[Extracted records]
┌────────

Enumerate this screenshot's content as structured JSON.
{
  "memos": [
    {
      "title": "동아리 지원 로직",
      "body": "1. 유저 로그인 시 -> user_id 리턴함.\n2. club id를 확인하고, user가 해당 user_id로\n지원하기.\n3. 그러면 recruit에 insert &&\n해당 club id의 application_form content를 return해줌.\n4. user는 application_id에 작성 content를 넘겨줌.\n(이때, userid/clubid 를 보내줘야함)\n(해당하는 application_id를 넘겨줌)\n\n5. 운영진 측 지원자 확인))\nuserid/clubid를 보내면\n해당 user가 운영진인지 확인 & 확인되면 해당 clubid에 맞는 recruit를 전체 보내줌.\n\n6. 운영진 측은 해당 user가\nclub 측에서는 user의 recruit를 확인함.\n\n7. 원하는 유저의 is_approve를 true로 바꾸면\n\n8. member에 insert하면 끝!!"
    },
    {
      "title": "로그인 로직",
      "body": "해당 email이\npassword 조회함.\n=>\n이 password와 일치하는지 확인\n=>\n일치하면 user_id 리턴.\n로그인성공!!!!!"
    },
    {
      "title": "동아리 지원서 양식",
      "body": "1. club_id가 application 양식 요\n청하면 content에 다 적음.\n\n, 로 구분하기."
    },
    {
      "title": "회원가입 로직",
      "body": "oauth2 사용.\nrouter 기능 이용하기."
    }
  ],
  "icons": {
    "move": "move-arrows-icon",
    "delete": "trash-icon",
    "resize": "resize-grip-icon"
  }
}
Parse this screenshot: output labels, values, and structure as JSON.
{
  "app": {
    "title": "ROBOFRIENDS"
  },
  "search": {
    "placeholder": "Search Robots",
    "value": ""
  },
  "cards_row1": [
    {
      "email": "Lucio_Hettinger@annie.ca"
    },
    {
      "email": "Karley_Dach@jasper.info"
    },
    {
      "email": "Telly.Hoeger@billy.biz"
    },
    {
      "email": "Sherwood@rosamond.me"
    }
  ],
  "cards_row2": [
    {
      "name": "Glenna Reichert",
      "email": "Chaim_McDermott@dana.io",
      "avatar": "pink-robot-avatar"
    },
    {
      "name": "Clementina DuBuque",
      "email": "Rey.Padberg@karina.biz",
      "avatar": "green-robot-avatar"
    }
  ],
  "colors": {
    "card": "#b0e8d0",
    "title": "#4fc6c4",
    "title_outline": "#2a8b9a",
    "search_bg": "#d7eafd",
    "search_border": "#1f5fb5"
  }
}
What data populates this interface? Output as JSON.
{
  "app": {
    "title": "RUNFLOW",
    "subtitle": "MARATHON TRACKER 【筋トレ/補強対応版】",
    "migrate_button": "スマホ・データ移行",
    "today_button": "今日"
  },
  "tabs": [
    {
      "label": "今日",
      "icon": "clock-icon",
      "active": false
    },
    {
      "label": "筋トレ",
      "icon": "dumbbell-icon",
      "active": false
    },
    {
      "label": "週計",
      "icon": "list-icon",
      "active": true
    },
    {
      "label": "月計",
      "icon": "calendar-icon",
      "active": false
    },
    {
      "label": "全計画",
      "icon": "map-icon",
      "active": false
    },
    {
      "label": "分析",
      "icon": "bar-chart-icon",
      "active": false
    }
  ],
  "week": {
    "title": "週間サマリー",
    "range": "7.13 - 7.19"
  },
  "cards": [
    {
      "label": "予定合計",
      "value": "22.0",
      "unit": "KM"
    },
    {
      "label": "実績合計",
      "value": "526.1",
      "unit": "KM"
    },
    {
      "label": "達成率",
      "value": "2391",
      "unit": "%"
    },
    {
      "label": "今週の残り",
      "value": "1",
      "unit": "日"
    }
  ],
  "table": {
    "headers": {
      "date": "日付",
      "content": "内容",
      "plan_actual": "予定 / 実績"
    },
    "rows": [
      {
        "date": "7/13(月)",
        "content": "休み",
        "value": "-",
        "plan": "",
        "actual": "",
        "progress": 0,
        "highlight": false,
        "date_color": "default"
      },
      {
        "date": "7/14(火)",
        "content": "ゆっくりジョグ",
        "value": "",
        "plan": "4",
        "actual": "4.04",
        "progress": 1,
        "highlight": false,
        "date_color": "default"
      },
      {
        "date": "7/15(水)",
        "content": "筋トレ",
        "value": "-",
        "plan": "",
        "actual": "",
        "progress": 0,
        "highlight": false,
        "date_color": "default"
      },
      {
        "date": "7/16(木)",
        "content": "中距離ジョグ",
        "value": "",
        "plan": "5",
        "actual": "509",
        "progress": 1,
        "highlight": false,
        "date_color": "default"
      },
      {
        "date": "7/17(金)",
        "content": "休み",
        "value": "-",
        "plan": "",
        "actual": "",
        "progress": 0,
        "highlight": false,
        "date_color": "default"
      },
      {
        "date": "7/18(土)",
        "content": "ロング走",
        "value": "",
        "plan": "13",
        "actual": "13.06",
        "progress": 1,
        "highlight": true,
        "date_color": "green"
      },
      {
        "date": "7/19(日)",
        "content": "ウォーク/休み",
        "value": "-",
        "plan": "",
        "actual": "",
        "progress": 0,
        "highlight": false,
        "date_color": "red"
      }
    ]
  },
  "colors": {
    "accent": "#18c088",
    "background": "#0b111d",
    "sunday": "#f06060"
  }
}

└────────

> [THE EXERCISE]
Pull every line containing the word "avatar" out of the material and copy it.

> [RESULT OF THIS TASK]
      "avatar": "pink-robot-avatar"
      "avatar": "green-robot-avatar"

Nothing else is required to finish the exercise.